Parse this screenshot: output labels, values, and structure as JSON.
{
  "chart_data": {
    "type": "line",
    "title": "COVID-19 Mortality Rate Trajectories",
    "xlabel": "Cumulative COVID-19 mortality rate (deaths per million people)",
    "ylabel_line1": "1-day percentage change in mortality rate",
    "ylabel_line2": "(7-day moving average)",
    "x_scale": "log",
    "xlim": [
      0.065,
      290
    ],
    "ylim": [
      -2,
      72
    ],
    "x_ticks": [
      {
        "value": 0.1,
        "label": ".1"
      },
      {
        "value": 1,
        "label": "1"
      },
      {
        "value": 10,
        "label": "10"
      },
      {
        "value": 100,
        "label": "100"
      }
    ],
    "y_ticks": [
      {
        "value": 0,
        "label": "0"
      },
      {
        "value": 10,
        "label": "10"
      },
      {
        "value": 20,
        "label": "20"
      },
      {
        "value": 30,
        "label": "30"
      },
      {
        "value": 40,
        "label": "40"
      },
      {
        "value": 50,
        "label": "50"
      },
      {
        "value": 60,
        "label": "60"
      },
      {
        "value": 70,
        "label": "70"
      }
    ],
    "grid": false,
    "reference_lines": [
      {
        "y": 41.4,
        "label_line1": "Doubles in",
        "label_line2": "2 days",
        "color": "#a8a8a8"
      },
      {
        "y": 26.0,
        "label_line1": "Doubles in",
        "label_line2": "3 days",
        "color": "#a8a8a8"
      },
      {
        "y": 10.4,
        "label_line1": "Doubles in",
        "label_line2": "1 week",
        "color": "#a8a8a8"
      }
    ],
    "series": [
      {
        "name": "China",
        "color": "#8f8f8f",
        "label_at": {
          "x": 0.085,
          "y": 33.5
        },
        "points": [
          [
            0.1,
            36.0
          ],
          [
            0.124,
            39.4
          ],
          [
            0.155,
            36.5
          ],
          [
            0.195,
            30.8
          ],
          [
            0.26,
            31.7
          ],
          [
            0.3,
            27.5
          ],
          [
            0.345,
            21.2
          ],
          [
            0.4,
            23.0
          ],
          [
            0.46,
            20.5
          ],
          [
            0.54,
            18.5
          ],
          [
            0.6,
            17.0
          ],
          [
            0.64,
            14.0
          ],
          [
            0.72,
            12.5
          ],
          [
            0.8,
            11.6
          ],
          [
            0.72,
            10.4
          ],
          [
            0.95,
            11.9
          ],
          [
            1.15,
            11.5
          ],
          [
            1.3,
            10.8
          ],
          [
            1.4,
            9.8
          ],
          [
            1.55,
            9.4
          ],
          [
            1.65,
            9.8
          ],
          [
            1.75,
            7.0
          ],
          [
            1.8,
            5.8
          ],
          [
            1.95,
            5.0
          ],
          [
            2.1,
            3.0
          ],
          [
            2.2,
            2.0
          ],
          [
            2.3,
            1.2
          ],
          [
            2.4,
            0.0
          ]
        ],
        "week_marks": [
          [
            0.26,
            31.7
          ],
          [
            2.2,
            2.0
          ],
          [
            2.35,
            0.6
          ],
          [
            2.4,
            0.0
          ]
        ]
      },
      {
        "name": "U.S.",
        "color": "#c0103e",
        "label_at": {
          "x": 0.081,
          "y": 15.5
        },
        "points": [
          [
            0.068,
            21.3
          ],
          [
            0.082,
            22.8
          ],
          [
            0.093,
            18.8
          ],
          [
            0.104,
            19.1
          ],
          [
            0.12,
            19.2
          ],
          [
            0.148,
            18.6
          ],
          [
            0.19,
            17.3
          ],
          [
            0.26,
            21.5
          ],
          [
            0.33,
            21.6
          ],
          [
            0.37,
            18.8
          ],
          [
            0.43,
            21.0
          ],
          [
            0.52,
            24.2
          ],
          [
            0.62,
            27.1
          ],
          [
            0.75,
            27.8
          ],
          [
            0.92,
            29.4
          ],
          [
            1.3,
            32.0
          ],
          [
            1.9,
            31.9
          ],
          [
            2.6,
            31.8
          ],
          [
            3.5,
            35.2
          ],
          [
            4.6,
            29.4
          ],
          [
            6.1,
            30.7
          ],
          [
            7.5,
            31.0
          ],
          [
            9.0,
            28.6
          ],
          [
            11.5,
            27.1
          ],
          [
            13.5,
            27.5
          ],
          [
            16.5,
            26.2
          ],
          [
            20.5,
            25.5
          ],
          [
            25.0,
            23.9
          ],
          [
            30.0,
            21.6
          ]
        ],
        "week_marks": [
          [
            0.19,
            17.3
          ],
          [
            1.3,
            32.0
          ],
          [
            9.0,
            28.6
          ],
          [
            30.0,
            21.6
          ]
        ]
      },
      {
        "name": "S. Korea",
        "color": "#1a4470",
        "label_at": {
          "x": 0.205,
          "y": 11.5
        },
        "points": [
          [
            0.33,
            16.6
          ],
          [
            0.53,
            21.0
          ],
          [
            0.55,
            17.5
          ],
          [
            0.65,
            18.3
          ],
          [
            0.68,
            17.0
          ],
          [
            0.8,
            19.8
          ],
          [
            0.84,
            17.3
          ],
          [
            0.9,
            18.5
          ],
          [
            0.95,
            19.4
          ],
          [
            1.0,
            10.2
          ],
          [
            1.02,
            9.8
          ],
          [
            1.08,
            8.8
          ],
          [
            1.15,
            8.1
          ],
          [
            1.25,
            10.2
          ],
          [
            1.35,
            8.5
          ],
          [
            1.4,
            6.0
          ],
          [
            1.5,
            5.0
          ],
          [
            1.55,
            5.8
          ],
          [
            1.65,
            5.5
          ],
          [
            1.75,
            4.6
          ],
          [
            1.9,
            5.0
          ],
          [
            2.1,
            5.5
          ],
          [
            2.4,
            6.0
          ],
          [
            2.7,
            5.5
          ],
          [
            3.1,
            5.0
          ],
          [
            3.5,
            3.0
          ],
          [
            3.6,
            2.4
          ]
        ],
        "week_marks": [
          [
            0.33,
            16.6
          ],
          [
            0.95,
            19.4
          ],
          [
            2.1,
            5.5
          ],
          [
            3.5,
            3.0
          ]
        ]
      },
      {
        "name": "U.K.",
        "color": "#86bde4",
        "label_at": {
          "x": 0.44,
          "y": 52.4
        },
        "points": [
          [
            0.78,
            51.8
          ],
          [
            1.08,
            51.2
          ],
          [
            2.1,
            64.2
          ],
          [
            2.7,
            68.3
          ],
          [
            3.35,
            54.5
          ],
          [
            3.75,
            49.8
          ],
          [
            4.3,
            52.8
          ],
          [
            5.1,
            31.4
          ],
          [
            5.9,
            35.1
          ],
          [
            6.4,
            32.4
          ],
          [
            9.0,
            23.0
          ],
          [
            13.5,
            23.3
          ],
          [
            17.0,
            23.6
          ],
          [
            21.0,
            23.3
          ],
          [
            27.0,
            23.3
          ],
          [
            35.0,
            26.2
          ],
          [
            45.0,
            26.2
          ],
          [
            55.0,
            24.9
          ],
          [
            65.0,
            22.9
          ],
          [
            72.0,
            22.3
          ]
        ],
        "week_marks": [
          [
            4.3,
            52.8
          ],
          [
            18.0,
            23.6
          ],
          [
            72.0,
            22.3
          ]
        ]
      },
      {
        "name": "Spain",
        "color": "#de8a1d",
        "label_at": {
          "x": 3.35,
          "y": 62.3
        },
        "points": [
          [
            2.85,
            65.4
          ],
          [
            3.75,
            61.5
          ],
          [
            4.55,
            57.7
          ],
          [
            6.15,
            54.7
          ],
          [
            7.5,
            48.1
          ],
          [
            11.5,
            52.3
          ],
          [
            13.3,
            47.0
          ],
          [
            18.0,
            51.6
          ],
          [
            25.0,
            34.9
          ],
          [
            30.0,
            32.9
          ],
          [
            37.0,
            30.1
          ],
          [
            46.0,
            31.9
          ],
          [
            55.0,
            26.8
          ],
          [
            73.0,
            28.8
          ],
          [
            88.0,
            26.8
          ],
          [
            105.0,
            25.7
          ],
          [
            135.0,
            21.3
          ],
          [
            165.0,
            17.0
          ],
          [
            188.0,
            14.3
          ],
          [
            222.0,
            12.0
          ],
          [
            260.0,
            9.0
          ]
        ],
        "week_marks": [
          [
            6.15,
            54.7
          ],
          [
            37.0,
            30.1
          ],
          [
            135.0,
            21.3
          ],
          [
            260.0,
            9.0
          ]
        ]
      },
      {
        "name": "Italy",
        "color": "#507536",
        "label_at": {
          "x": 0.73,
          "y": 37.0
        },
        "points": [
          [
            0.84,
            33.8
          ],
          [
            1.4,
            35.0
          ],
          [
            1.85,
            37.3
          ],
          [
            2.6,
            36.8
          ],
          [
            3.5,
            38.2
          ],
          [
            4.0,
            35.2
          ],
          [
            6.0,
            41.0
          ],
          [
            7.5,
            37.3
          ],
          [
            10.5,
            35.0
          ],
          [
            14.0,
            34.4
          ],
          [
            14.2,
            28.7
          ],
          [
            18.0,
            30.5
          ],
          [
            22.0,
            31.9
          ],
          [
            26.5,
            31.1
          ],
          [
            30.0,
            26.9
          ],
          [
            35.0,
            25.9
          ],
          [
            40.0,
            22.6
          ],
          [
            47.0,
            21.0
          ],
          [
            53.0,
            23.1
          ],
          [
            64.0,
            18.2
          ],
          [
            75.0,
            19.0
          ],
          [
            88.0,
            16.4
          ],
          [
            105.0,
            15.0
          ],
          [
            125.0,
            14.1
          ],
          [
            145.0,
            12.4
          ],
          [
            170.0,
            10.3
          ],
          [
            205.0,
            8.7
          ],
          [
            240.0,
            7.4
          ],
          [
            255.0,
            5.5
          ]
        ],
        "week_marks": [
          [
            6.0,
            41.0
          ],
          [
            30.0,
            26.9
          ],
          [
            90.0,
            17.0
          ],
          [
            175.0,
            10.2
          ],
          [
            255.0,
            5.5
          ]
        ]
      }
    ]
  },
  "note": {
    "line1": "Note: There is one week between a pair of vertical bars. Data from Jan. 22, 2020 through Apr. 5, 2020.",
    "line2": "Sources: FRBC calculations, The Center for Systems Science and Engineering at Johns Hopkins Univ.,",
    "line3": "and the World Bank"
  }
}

================================

**Request:** Looking at the material above, count the lines containing the string "days" and reply with the count alone.

**Output for this exercise:** 2